─── Provided records ───
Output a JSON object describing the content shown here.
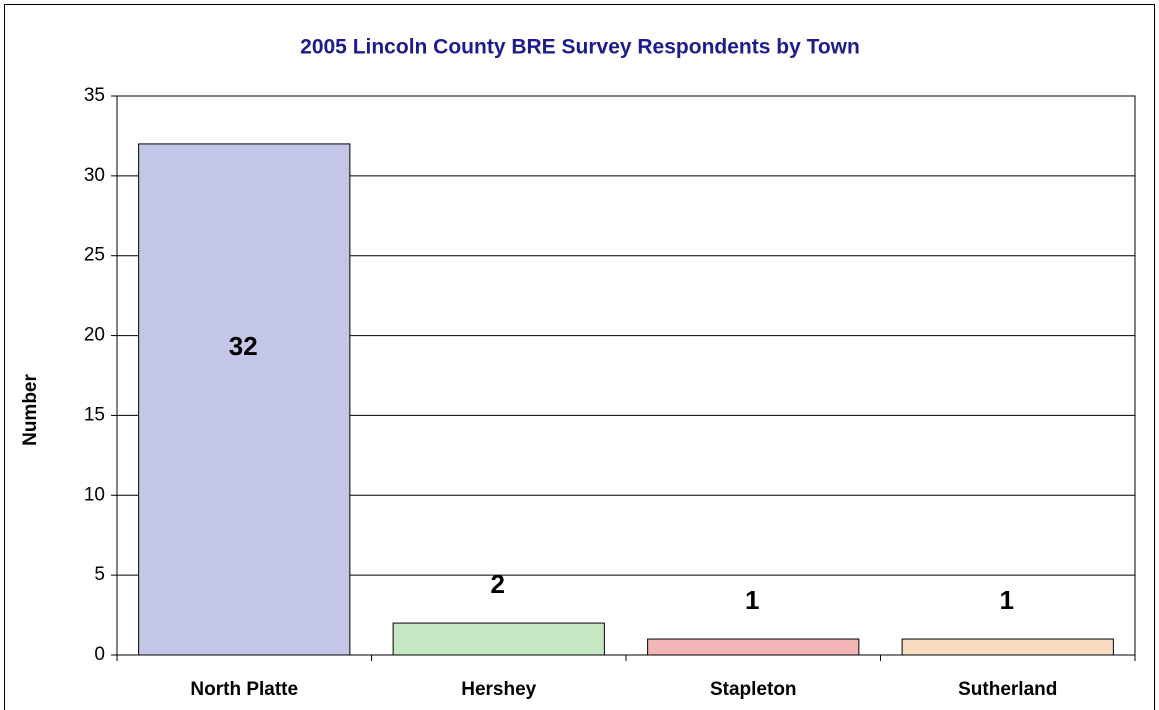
{
  "chart_data": {
    "type": "bar",
    "title": "2005 Lincoln County BRE Survey Respondents by Town",
    "y_label": "Number",
    "categories": [
      "North Platte",
      "Hershey",
      "Stapleton",
      "Sutherland"
    ],
    "values": [
      32,
      2,
      1,
      1
    ],
    "colors": [
      "#c3c6e6",
      "#c6e8c2",
      "#f3b6b6",
      "#f8dcc2"
    ],
    "ylim": [
      0,
      35
    ],
    "yticks": [
      0,
      5,
      10,
      15,
      20,
      25,
      30,
      35
    ],
    "grid": true
  }
}
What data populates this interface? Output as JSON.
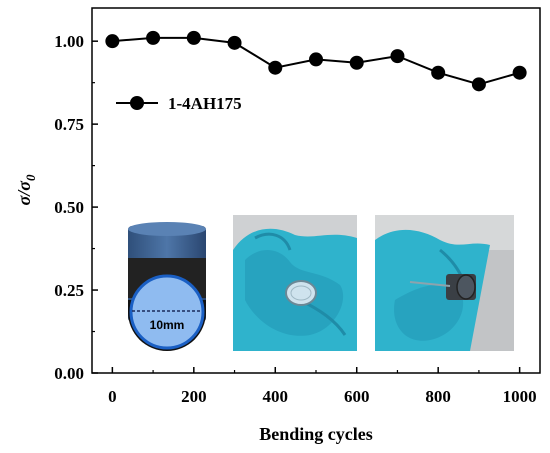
{
  "chart_data": {
    "type": "line",
    "x": [
      0,
      100,
      200,
      300,
      400,
      500,
      600,
      700,
      800,
      900,
      1000
    ],
    "series": [
      {
        "name": "1-4AH175",
        "values": [
          1.0,
          1.01,
          1.01,
          0.995,
          0.92,
          0.945,
          0.935,
          0.955,
          0.905,
          0.87,
          0.905
        ]
      }
    ],
    "xlabel": "Bending cycles",
    "ylabel": "σ/σ",
    "ylabel_sub": "0",
    "xlim": [
      -50,
      1050
    ],
    "ylim": [
      0,
      1.1
    ],
    "xticks": [
      "0",
      "200",
      "400",
      "600",
      "800",
      "1000"
    ],
    "yticks": [
      "0.00",
      "0.25",
      "0.50",
      "0.75",
      "1.00"
    ],
    "legend_position": "upper-left",
    "grid": false,
    "colors": {
      "series": "#000000",
      "inset_blue": "#4a8fd4",
      "glove": "#37b7cf"
    },
    "insets": {
      "diagram_label": "10mm",
      "photo_1": "photo-flat-sample",
      "photo_2": "photo-bent-sample"
    }
  }
}
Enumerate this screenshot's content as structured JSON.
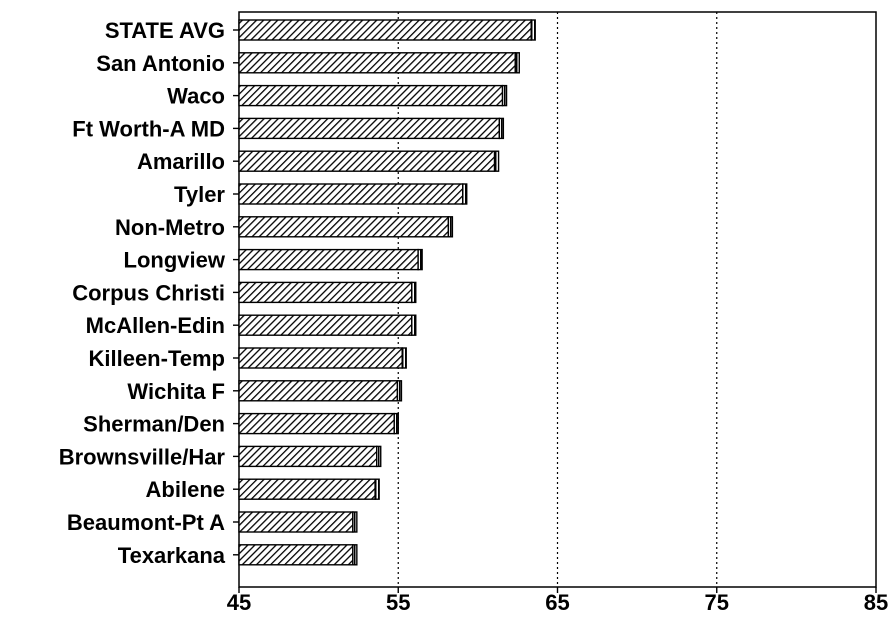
{
  "chart_data": {
    "type": "bar",
    "orientation": "horizontal",
    "title": "",
    "xlabel": "",
    "ylabel": "",
    "xlim": [
      45,
      85
    ],
    "xticks": [
      "45",
      "55",
      "65",
      "75",
      "85"
    ],
    "reference_lines": [
      55,
      65,
      75
    ],
    "categories": [
      "STATE AVG",
      "San Antonio",
      "Waco",
      "Ft Worth-A MD",
      "Amarillo",
      "Tyler",
      "Non-Metro",
      "Longview",
      "Corpus Christi",
      "McAllen-Edin",
      "Killeen-Temp",
      "Wichita F",
      "Sherman/Den",
      "Brownsville/Har",
      "Abilene",
      "Beaumont-Pt A",
      "Texarkana"
    ],
    "values": [
      63.6,
      62.6,
      61.8,
      61.6,
      61.3,
      59.3,
      58.4,
      56.5,
      56.1,
      56.1,
      55.5,
      55.2,
      55.0,
      53.9,
      53.8,
      52.4,
      52.4
    ],
    "grid": "dotted vertical lines at 55, 65, 75",
    "bar_fill": "diagonal hatch"
  }
}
───
* Given instruction:
Count every line in the preceding entries where the string "sample" appears, then state only the total.

* Answer for the task:
2